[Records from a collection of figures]
** BEGIN **

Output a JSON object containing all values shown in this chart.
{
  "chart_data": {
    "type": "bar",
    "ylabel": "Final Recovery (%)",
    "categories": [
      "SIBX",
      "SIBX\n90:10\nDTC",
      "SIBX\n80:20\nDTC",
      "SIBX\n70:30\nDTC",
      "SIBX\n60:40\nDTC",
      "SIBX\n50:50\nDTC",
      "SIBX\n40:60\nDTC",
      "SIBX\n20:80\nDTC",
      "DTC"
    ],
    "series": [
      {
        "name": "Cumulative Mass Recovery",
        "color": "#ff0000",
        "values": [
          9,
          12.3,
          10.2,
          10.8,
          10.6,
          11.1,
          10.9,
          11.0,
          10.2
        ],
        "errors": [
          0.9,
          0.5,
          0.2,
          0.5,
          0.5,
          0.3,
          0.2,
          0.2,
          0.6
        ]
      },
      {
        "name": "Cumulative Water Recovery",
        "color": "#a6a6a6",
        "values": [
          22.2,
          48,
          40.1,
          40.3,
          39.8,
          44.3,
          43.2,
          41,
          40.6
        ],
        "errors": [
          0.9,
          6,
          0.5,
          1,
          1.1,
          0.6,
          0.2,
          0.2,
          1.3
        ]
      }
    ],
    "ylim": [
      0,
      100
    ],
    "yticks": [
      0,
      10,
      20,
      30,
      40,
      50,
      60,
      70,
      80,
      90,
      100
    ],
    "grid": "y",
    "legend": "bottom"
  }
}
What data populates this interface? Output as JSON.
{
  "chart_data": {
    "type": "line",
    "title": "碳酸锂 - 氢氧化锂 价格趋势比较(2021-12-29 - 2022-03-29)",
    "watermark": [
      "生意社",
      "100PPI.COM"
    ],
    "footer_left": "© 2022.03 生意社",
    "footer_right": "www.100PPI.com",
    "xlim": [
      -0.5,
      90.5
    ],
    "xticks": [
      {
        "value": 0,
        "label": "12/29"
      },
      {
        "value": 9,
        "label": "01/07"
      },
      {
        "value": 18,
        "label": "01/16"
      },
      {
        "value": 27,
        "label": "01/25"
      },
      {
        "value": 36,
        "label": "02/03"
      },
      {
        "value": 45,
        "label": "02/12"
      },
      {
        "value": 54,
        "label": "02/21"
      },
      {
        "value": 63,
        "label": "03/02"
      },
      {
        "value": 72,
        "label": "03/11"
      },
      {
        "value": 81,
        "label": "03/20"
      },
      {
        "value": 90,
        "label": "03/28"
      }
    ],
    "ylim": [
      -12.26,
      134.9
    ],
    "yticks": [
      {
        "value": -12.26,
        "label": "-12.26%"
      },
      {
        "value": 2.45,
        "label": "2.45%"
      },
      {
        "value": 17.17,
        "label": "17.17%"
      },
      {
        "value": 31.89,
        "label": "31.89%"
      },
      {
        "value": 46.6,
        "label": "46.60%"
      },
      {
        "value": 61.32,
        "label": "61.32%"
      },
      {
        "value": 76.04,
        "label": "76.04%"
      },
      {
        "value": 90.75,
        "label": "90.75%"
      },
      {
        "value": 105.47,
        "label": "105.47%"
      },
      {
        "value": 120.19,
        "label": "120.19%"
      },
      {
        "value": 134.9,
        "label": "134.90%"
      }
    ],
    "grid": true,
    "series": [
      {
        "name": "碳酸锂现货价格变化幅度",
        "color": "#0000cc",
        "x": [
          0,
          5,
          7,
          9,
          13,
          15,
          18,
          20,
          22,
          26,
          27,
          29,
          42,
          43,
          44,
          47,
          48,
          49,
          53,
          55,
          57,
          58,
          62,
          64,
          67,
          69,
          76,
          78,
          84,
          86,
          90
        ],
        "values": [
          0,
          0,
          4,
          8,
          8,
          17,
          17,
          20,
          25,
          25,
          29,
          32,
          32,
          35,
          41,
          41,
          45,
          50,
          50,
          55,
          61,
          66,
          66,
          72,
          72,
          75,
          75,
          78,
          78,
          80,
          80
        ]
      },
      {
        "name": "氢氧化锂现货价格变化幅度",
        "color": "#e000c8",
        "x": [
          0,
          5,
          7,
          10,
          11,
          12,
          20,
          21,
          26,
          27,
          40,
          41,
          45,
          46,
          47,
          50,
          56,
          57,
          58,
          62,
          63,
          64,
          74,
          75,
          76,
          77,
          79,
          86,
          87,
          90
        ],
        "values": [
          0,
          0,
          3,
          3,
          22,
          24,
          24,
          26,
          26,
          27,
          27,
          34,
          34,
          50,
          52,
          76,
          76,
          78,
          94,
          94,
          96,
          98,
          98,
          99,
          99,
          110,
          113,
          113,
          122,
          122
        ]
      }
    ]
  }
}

** END **

STATED GOAL
Scan the entries above for the word "JSON" and collect each line holding it.

OUTPUT FOR THIS EXERCISE
Output a JSON object containing all values shown in this chart.
What data populates this interface? Output as JSON.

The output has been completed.